### Passage for review ###
LOL. Read BadDude's post, he said it. I really don't care about looking, so it's not an issue. My whole point of posting in this thread was for BadDude, so I'll shut up now. CYA.
dude... please learn/think before you start arguing your points..
Baddude was using LE.. and you have to have a m-audio or digidesign sound card to open up PT-LE .... sure, you can feed other converters into that sound card digitally.. but you still have to have their hardware...
PT-HD is a whole different story..
No way dude! -lol. Dude, that is such a waste of a good vocabulary.
The name of the thread is "Pro Tools vs Logic 8", not "Pro Tools LE vs Logic Express".
And on that note, I can tell when I'm not wanted in this thread. TTYL.
he said PT required digi or m-audio hardware. this is true. but you went about arguing it...
... and now you're pretending you didn't.
so what exactly do you do in that studio when you're not opening up macs?
### Raw data ###
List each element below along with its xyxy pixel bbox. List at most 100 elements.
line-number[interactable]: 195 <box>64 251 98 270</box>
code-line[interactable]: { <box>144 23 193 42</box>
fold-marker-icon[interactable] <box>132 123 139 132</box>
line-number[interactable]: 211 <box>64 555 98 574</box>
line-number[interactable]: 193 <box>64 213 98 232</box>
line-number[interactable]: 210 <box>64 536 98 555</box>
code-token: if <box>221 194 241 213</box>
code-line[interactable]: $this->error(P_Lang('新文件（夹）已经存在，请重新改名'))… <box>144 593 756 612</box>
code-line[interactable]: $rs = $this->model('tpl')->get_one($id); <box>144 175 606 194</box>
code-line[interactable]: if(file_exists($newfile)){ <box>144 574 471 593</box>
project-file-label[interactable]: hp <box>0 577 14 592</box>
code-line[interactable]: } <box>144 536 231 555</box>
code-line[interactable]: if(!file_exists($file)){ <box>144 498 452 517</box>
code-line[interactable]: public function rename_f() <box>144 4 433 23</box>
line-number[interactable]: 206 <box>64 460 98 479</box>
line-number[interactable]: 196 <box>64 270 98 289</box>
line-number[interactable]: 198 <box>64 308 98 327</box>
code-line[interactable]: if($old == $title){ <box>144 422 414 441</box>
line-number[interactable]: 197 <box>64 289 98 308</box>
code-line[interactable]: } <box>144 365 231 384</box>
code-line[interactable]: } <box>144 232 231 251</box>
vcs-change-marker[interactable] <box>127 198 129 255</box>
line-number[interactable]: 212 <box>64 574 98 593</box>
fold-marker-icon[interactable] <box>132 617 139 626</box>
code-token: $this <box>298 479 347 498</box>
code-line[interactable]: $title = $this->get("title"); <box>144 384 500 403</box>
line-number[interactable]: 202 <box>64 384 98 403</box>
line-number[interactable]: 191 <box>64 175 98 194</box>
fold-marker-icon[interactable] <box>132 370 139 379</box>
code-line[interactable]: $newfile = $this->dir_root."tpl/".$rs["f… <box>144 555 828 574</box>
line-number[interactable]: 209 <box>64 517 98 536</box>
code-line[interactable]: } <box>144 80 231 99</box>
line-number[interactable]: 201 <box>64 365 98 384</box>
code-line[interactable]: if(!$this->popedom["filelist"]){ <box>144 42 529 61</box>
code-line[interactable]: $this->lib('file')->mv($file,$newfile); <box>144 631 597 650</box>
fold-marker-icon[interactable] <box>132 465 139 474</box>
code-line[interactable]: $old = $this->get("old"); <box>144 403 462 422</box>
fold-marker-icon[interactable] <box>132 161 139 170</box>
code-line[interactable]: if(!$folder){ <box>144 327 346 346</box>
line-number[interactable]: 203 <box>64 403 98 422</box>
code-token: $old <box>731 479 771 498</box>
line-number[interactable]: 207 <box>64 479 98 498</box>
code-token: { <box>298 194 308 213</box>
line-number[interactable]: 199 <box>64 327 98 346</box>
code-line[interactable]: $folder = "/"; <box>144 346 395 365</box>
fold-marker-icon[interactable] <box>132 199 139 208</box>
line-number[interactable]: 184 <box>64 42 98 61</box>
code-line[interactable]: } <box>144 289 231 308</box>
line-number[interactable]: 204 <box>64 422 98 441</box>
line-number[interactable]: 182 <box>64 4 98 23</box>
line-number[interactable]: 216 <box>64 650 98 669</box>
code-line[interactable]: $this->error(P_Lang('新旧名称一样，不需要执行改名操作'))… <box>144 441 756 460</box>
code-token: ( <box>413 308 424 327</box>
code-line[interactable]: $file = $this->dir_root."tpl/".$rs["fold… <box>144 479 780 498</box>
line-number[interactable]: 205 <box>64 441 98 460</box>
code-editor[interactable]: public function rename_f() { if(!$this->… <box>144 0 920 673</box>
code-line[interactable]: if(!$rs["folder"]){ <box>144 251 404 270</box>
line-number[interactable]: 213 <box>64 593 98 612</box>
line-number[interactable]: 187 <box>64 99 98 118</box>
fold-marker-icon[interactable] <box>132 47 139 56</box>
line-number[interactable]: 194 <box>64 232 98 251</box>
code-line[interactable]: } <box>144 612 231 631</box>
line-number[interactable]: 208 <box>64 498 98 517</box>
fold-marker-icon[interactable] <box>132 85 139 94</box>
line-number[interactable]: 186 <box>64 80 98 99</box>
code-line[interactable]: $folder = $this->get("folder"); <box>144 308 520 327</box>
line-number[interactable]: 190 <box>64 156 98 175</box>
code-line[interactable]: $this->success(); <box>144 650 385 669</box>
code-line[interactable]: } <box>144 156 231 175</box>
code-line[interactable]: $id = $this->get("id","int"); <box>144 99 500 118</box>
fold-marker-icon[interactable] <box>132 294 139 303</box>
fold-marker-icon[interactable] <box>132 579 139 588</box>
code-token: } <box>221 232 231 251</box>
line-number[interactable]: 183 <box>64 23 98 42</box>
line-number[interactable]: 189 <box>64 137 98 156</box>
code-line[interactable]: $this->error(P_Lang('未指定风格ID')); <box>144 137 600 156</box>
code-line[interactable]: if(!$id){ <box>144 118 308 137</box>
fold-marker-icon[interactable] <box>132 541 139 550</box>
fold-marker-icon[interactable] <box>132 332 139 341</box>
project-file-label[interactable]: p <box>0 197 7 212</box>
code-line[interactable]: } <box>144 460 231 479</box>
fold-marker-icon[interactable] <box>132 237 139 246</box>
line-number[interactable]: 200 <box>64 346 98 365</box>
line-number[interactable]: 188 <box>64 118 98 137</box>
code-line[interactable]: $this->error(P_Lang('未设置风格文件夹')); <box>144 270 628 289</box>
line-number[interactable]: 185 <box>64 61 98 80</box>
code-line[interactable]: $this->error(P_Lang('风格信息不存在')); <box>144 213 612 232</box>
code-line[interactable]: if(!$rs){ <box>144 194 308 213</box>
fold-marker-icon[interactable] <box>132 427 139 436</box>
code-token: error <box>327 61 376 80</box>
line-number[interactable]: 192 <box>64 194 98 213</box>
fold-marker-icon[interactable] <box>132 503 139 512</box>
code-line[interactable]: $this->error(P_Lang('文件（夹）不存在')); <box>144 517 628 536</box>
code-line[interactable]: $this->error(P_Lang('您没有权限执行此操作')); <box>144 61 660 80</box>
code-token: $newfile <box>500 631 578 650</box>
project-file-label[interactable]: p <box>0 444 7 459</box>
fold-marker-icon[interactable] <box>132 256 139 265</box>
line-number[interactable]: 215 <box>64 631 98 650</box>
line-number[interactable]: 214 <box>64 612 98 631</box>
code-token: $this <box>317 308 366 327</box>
###
Questions on the material →
(a) In the Pro Tools discussion, what hardware is needed to open PT-LE?
(b) Write out the Pro Tools discussion between "dude... please learn/think" and "whole different story..", inclusive.

Answers by task →
(a) An M-Audio or Digidesign sound card.

(b)
dude... please learn/think before you start arguing your points..
Baddude was using LE.. and you have to have a m-audio or digidesign sound card to open up PT-LE .... sure, you can feed other converters into that sound card digitally.. but you still have to have their hardware...
PT-HD is a whole different story..